_Stored items from a collection_:
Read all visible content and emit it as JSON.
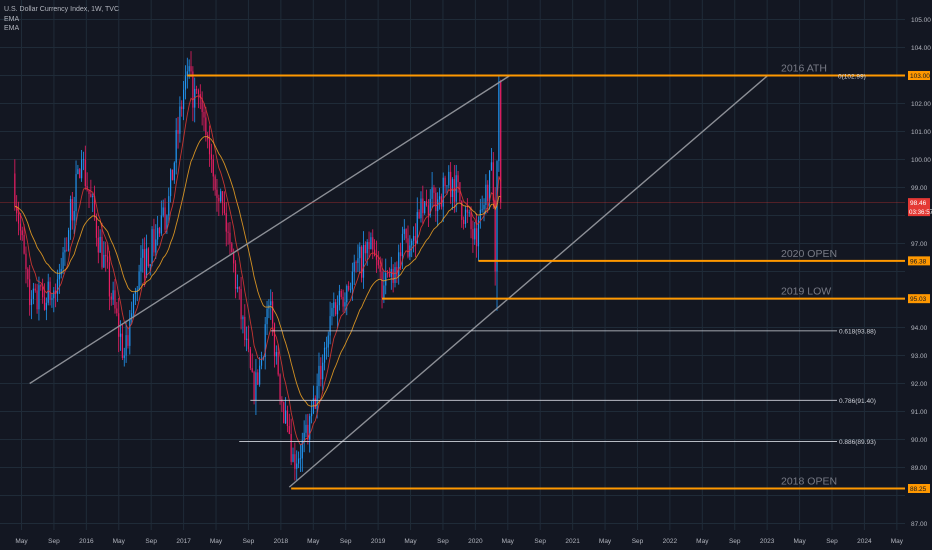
{
  "header": {
    "symbol_line": "U.S. Dollar Currency Index, 1W, TVC",
    "indicator_1": "EMA",
    "indicator_2": "EMA"
  },
  "colors": {
    "background": "#131722",
    "grid": "#1f2b38",
    "axis_text": "#b2b5be",
    "up_candle": "#2196f3",
    "down_candle": "#e91e63",
    "ema_fast": "#e53935",
    "ema_slow": "#f5a623",
    "level_line": "#ff9800",
    "fib_line": "#d1d4dc",
    "trend_line": "#8c8f96",
    "price_tag": "#e53935"
  },
  "chart_data": {
    "type": "candlestick",
    "y_axis": {
      "min": 87,
      "max": 105,
      "ticks": [
        "87.00",
        "88.00",
        "89.00",
        "90.00",
        "91.00",
        "92.00",
        "93.00",
        "94.00",
        "95.00",
        "96.00",
        "97.00",
        "98.00",
        "99.00",
        "100.00",
        "101.00",
        "102.00",
        "103.00",
        "104.00",
        "105.00"
      ]
    },
    "x_axis": {
      "ticks": [
        "May",
        "Sep",
        "2016",
        "May",
        "Sep",
        "2017",
        "May",
        "Sep",
        "2018",
        "May",
        "Sep",
        "2019",
        "May",
        "Sep",
        "2020",
        "May",
        "Sep",
        "2021",
        "May",
        "Sep",
        "2022",
        "May",
        "Sep",
        "2023",
        "May",
        "Sep",
        "2024",
        "May"
      ]
    },
    "horizontal_levels": [
      {
        "label": "2016 ATH",
        "price": 103.0,
        "annotation": "0(102.99)",
        "axis_tag": "103.00"
      },
      {
        "label": "2020 OPEN",
        "price": 96.38,
        "axis_tag": "96.38"
      },
      {
        "label": "2019 LOW",
        "price": 95.03,
        "axis_tag": "95.03"
      },
      {
        "label": "2018 OPEN",
        "price": 88.25,
        "axis_tag": "88.25"
      }
    ],
    "fib_levels": [
      {
        "label": "0.618(93.88)",
        "price": 93.88
      },
      {
        "label": "0.786(91.40)",
        "price": 91.4
      },
      {
        "label": "0.886(89.93)",
        "price": 89.93
      }
    ],
    "current_price": {
      "value": "98.46",
      "countdown": "03:36:57",
      "price": 98.46
    },
    "anchor_points": [
      {
        "date": "2015-03-13",
        "close": 99.5
      },
      {
        "date": "2015-05-15",
        "close": 94.8
      },
      {
        "date": "2015-08-21",
        "close": 95.2
      },
      {
        "date": "2015-11-27",
        "close": 100.0
      },
      {
        "date": "2016-05-06",
        "close": 93.0
      },
      {
        "date": "2016-07-01",
        "close": 96.0
      },
      {
        "date": "2016-10-14",
        "close": 98.0
      },
      {
        "date": "2016-12-23",
        "close": 103.0
      },
      {
        "date": "2017-03-03",
        "close": 101.5
      },
      {
        "date": "2017-06-09",
        "close": 97.0
      },
      {
        "date": "2017-09-08",
        "close": 91.4
      },
      {
        "date": "2017-11-03",
        "close": 94.8
      },
      {
        "date": "2018-01-26",
        "close": 89.2
      },
      {
        "date": "2018-03-30",
        "close": 90.0
      },
      {
        "date": "2018-06-29",
        "close": 94.7
      },
      {
        "date": "2018-11-16",
        "close": 96.8
      },
      {
        "date": "2019-01-11",
        "close": 95.5
      },
      {
        "date": "2019-05-24",
        "close": 97.9
      },
      {
        "date": "2019-09-27",
        "close": 99.3
      },
      {
        "date": "2019-12-27",
        "close": 96.9
      },
      {
        "date": "2020-02-21",
        "close": 99.9
      },
      {
        "date": "2020-03-06",
        "close": 96.0
      },
      {
        "date": "2020-03-20",
        "close": 102.8
      },
      {
        "date": "2020-03-27",
        "close": 98.46
      }
    ]
  }
}
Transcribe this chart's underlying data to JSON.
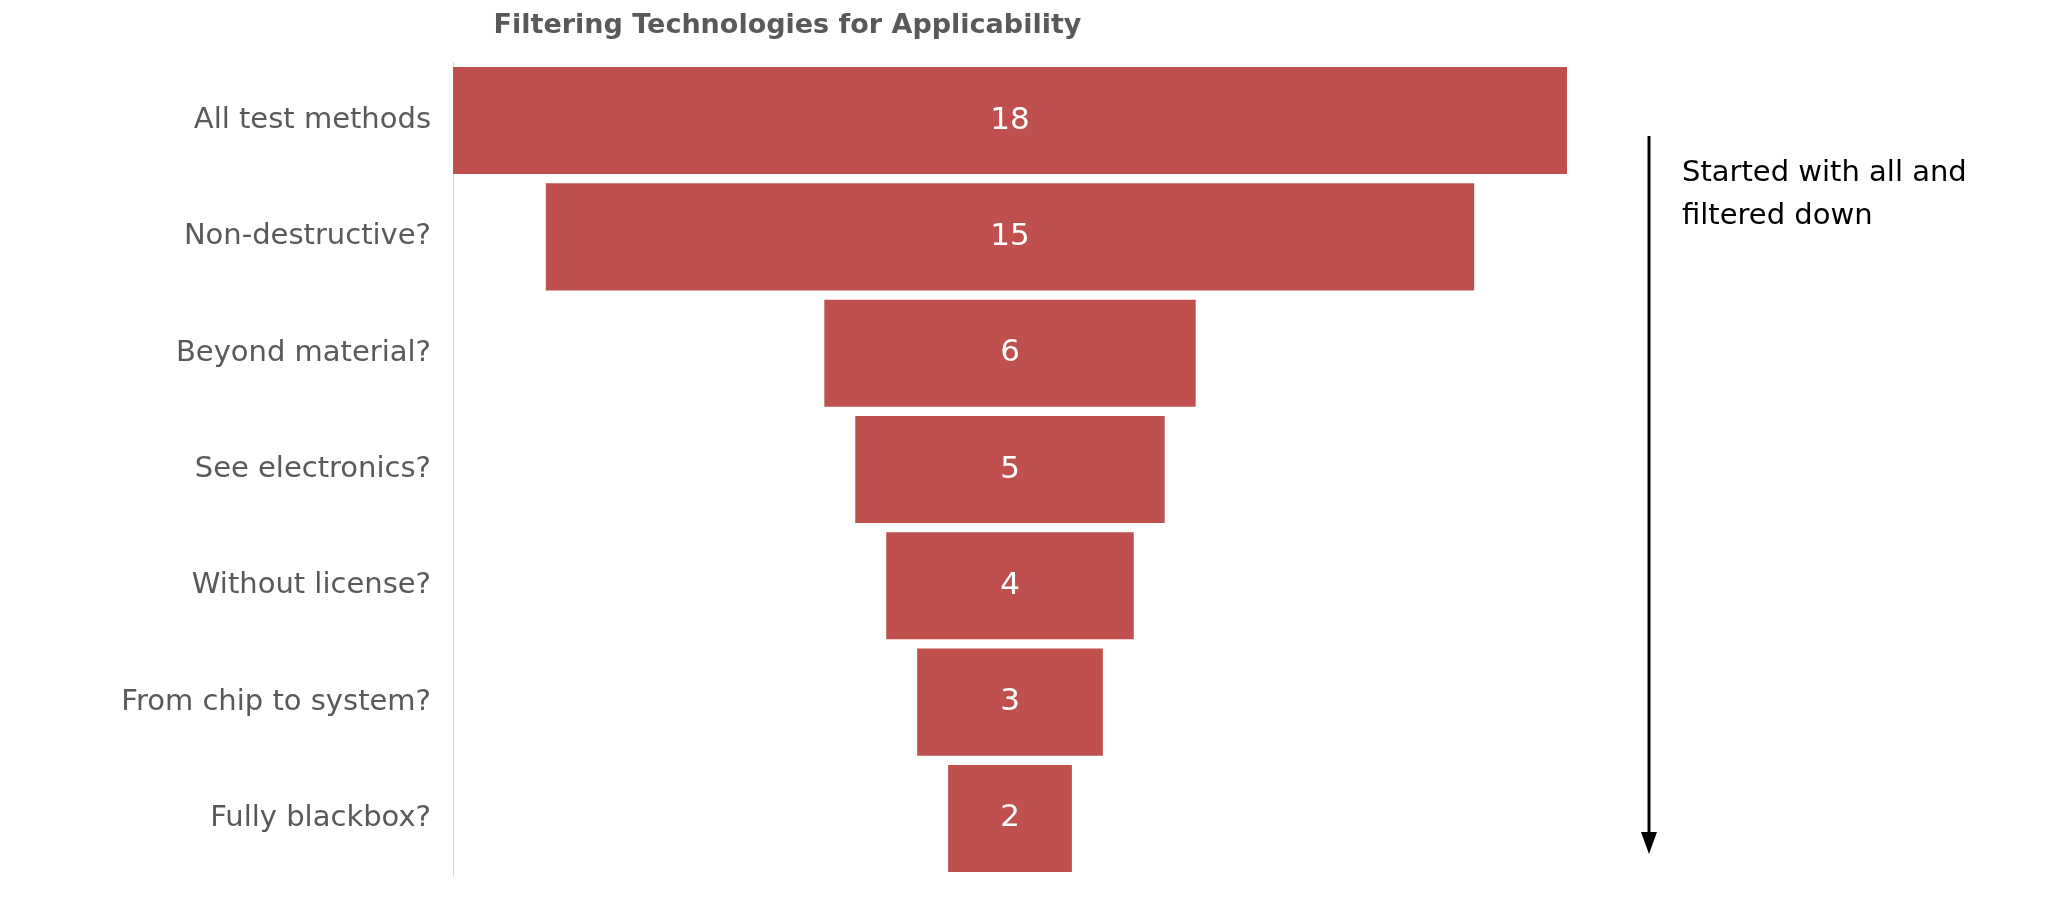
{
  "chart_data": {
    "type": "other",
    "title": "Filtering Technologies for Applicability",
    "categories": [
      "All test methods",
      "Non-destructive?",
      "Beyond material?",
      "See electronics?",
      "Without license?",
      "From chip to system?",
      "Fully blackbox?"
    ],
    "values": [
      18,
      15,
      6,
      5,
      4,
      3,
      2
    ],
    "color": "#c0504d",
    "data_labels": true,
    "annotations": [
      "Started with all and filtered down"
    ]
  }
}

_Stated goal_: Look through the entries above; copy each line where the string "JSON" appears.

_Correct answer_:
Read all visible content and emit it as JSON.
Transcribe this chart's underlying data to JSON.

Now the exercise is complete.